Locate the string "закона" throughout the material and copy every line in which it occurs.

━━━ MATERIAL PROVIDED ━━━

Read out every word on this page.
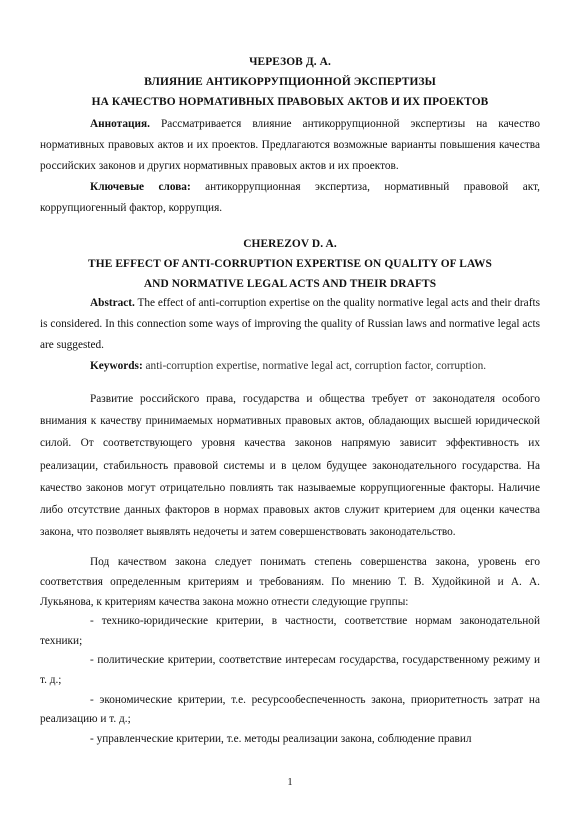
ЧЕРЕЗОВ Д. А.
ВЛИЯНИЕ АНТИКОРРУПЦИОННОЙ ЭКСПЕРТИЗЫ
НА КАЧЕСТВО НОРМАТИВНЫХ ПРАВОВЫХ АКТОВ И ИХ ПРОЕКТОВ

Аннотация. Рассматривается влияние антикоррупционной экспертизы на качество нормативных правовых актов и их проектов. Предлагаются возможные варианты повышения качества российских законов и других нормативных правовых актов и их проектов.

Ключевые слова: антикоррупционная экспертиза, нормативный правовой акт, коррупциогенный фактор, коррупция.

CHEREZOV D. A.
THE EFFECT OF ANTI-CORRUPTION EXPERTISE ON QUALITY OF LAWS
AND NORMATIVE LEGAL ACTS AND THEIR DRAFTS

Abstract. The effect of anti-corruption expertise on the quality normative legal acts and their drafts is considered. In this connection some ways of improving the quality of Russian laws and normative legal acts are suggested.

Keywords: anti-corruption expertise, normative legal act, corruption factor, corruption.

Развитие российского права, государства и общества требует от законодателя особого внимания к качеству принимаемых нормативных правовых актов, обладающих высшей юридической силой. От соответствующего уровня качества законов напрямую зависит эффективность их реализации, стабильность правовой системы и в целом будущее законодательного государства. На качество законов могут отрицательно повлиять так называемые коррупциогенные факторы. Наличие либо отсутствие данных факторов в нормах правовых актов служит критерием для оценки качества закона, что позволяет выявлять недочеты и затем совершенствовать законодательство.

Под качеством закона следует понимать степень совершенства закона, уровень его соответствия определенным критериям и требованиям. По мнению Т. В. Худойкиной и А. А. Лукьянова, к критериям качества закона можно отнести следующие группы:

- технико-юридические критерии, в частности, соответствие нормам законодательной техники;

- политические критерии, соответствие интересам государства, государственному режиму и т. д.;

- экономические критерии, т.е. ресурсообеспеченность закона, приоритетность затрат на реализацию и т. д.;

- управленческие критерии, т.е. методы реализации закона, соблюдение правил

1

━━━

• [EXERCISE RESPONSE]
Развитие российского права, государства и общества требует от законодателя особого внимания к качеству принимаемых нормативных правовых актов, обладающих высшей юридической силой. От соответствующего уровня качества законов напрямую зависит эффективность их реализации, стабильность правовой системы и в целом будущее законодательного государства. На качество законов могут отрицательно повлиять так называемые коррупциогенные факторы. Наличие либо отсутствие данных факторов в нормах правовых актов служит критерием для оценки качества закона, что позволяет выявлять недочеты и затем совершенствовать законодательство.
Под качеством закона следует понимать степень совершенства закона, уровень его соответствия определенным критериям и требованиям. По мнению Т. В. Худойкиной и А. А. Лукьянова, к критериям качества закона можно отнести следующие группы:
- экономические критерии, т.е. ресурсообеспеченность закона, приоритетность затрат на реализацию и т. д.;
- управленческие критерии, т.е. методы реализации закона, соблюдение правил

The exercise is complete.